** Start Provided data **

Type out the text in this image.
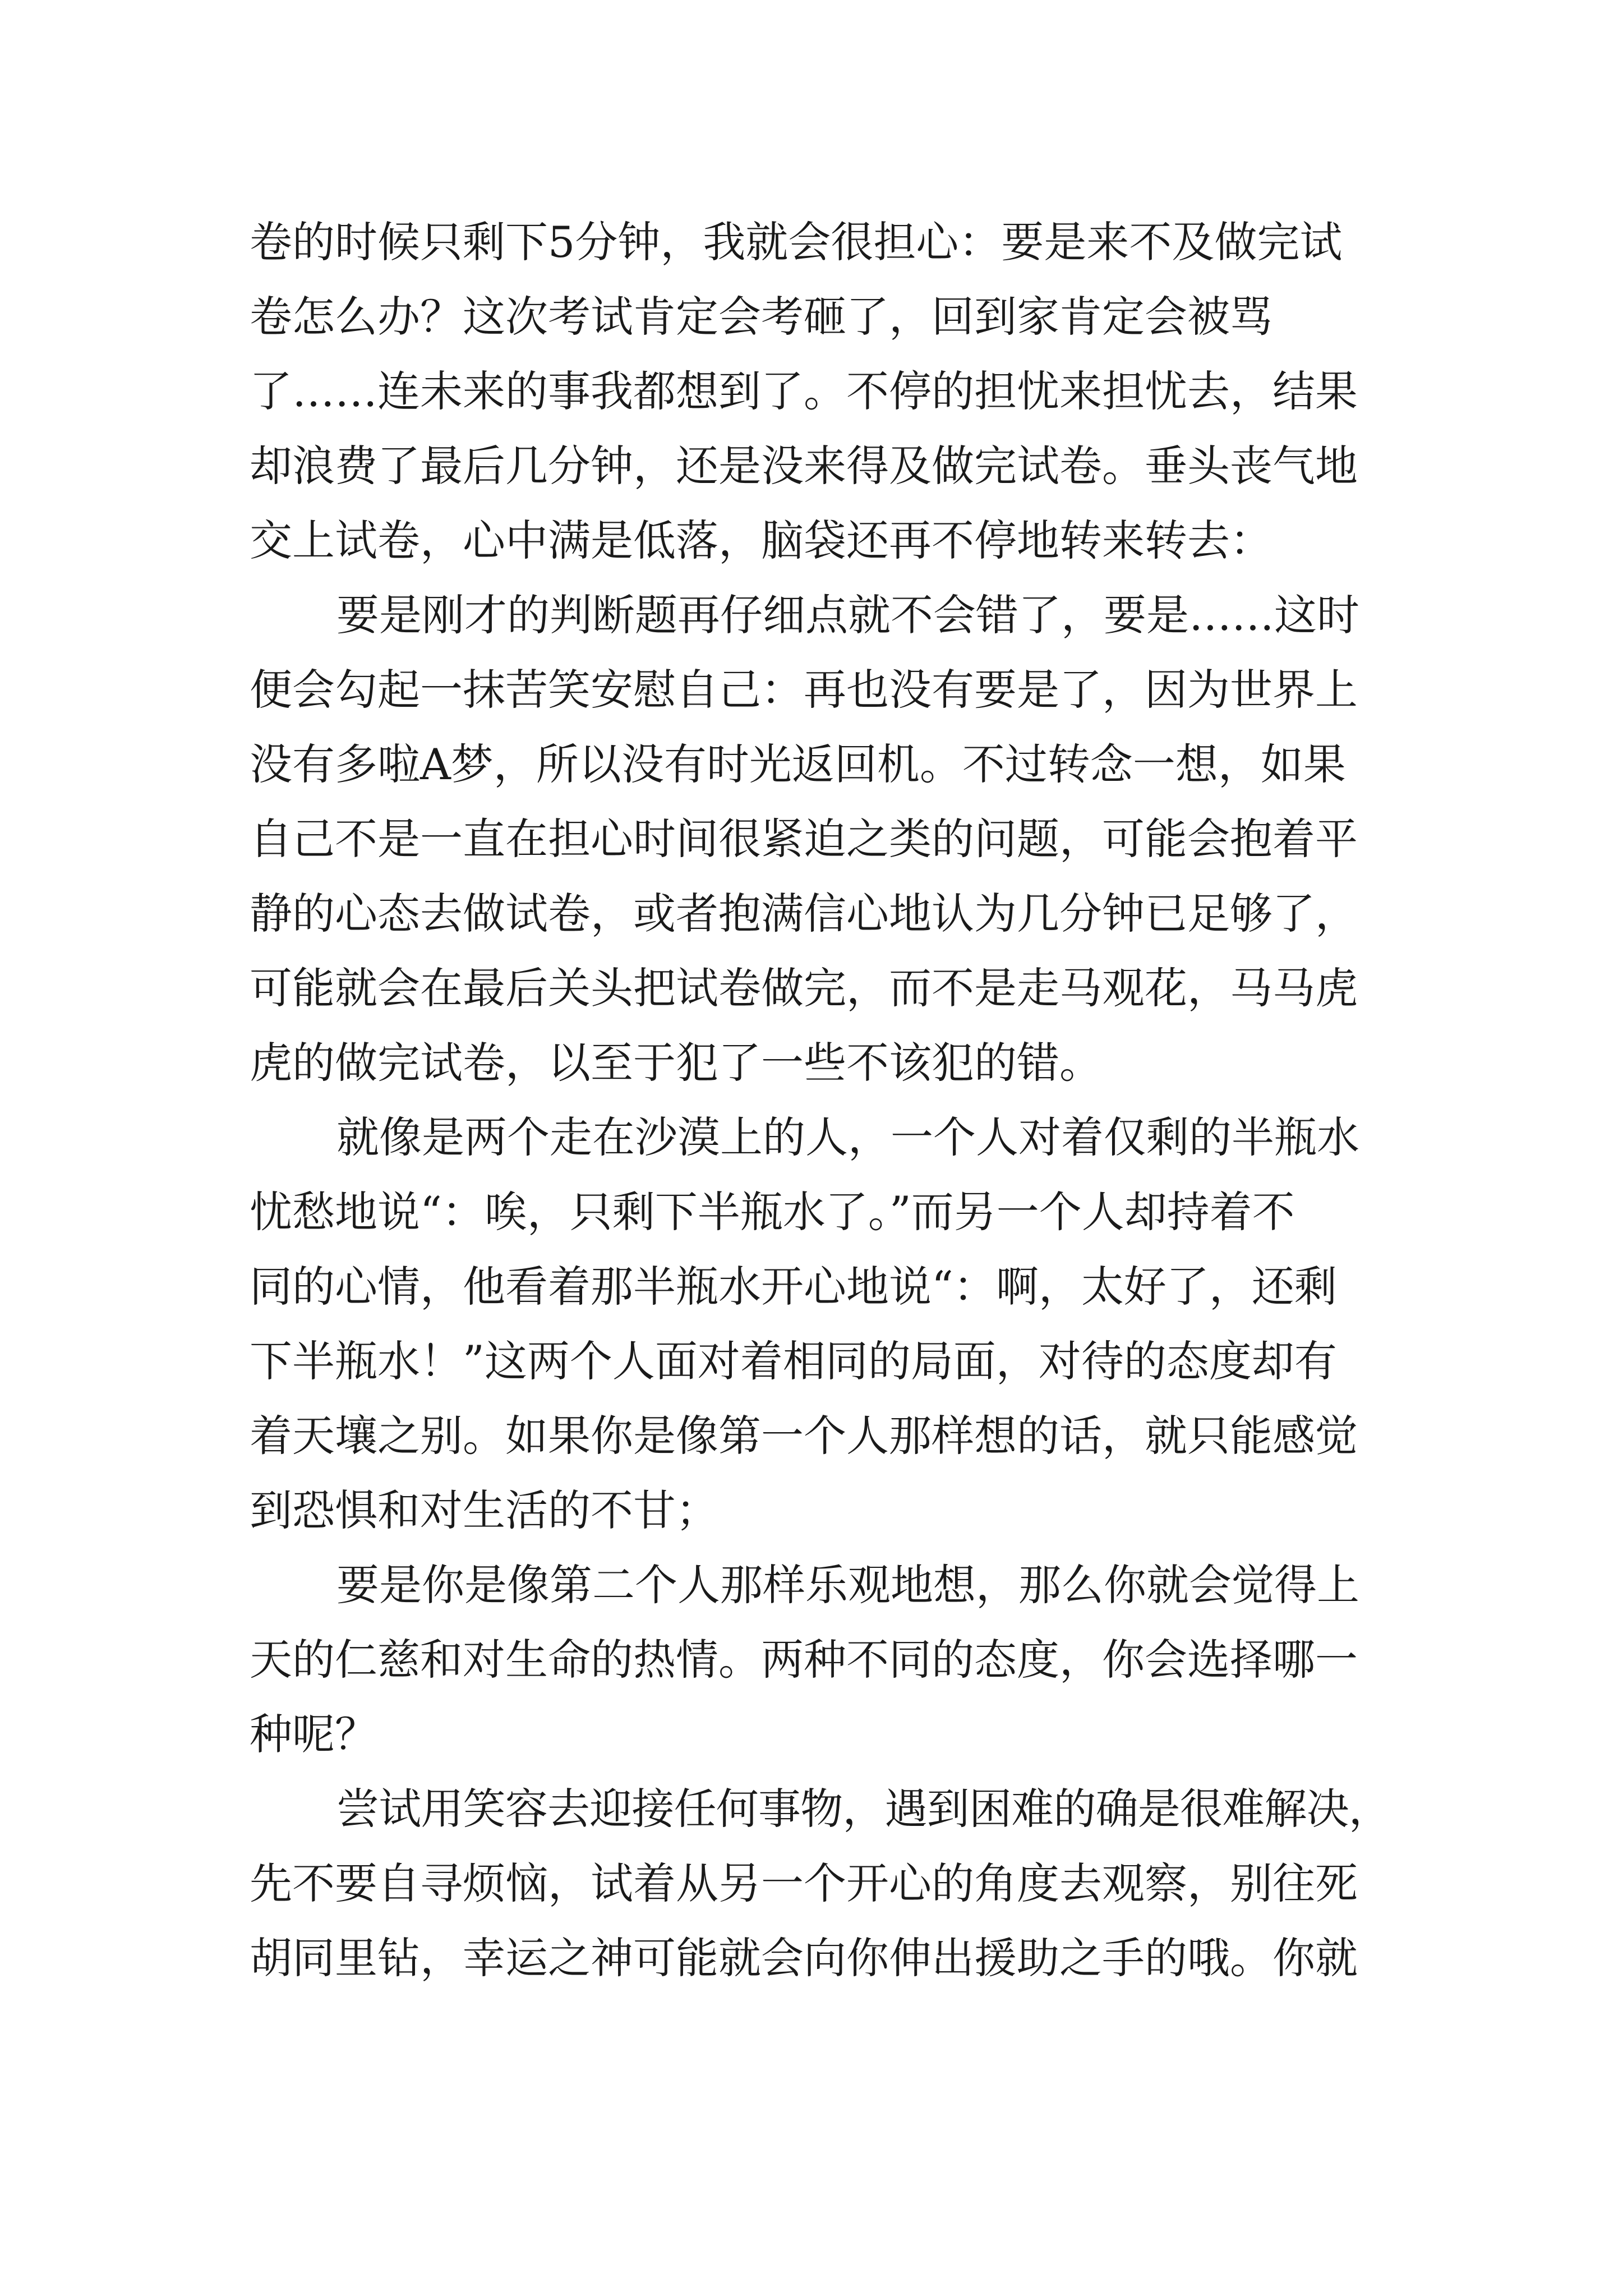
卷的时候只剩下5分钟，我就会很担心：要是来不及做完试
卷怎么办？这次考试肯定会考砸了，回到家肯定会被骂
了……连未来的事我都想到了。不停的担忧来担忧去，结果
却浪费了最后几分钟，还是没来得及做完试卷。垂头丧气地
交上试卷，心中满是低落，脑袋还再不停地转来转去：
要是刚才的判断题再仔细点就不会错了，要是……这时
便会勾起一抹苦笑安慰自己：再也没有要是了，因为世界上
没有多啦A梦，所以没有时光返回机。不过转念一想，如果
自己不是一直在担心时间很紧迫之类的问题，可能会抱着平
静的心态去做试卷，或者抱满信心地认为几分钟已足够了，
可能就会在最后关头把试卷做完，而不是走马观花，马马虎
虎的做完试卷，以至于犯了一些不该犯的错。
就像是两个走在沙漠上的人，一个人对着仅剩的半瓶水
忧愁地说“：唉，只剩下半瓶水了。”而另一个人却持着不
同的心情，他看着那半瓶水开心地说“：啊，太好了，还剩
下半瓶水！”这两个人面对着相同的局面，对待的态度却有
着天壤之别。如果你是像第一个人那样想的话，就只能感觉
到恐惧和对生活的不甘；
要是你是像第二个人那样乐观地想，那么你就会觉得上
天的仁慈和对生命的热情。两种不同的态度，你会选择哪一
种呢？
尝试用笑容去迎接任何事物，遇到困难的确是很难解决，
先不要自寻烦恼，试着从另一个开心的角度去观察，别往死
胡同里钻，幸运之神可能就会向你伸出援助之手的哦。你就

** End Provided data **

Written instruction.
Reproduce the records, all of them, word for word; omit the pictures.

Result of this exercise.
Type out the text in this image.
卷的时候只剩下5分钟，我就会很担心：要是来不及做完试
卷怎么办？这次考试肯定会考砸了，回到家肯定会被骂
了……连未来的事我都想到了。不停的担忧来担忧去，结果
却浪费了最后几分钟，还是没来得及做完试卷。垂头丧气地
交上试卷，心中满是低落，脑袋还再不停地转来转去：
要是刚才的判断题再仔细点就不会错了，要是……这时
便会勾起一抹苦笑安慰自己：再也没有要是了，因为世界上
没有多啦A梦，所以没有时光返回机。不过转念一想，如果
自己不是一直在担心时间很紧迫之类的问题，可能会抱着平
静的心态去做试卷，或者抱满信心地认为几分钟已足够了，
可能就会在最后关头把试卷做完，而不是走马观花，马马虎
虎的做完试卷，以至于犯了一些不该犯的错。
就像是两个走在沙漠上的人，一个人对着仅剩的半瓶水
忧愁地说“：唉，只剩下半瓶水了。”而另一个人却持着不
同的心情，他看着那半瓶水开心地说“：啊，太好了，还剩
下半瓶水！”这两个人面对着相同的局面，对待的态度却有
着天壤之别。如果你是像第一个人那样想的话，就只能感觉
到恐惧和对生活的不甘；
要是你是像第二个人那样乐观地想，那么你就会觉得上
天的仁慈和对生命的热情。两种不同的态度，你会选择哪一
种呢？
尝试用笑容去迎接任何事物，遇到困难的确是很难解决，
先不要自寻烦恼，试着从另一个开心的角度去观察，别往死
胡同里钻，幸运之神可能就会向你伸出援助之手的哦。你就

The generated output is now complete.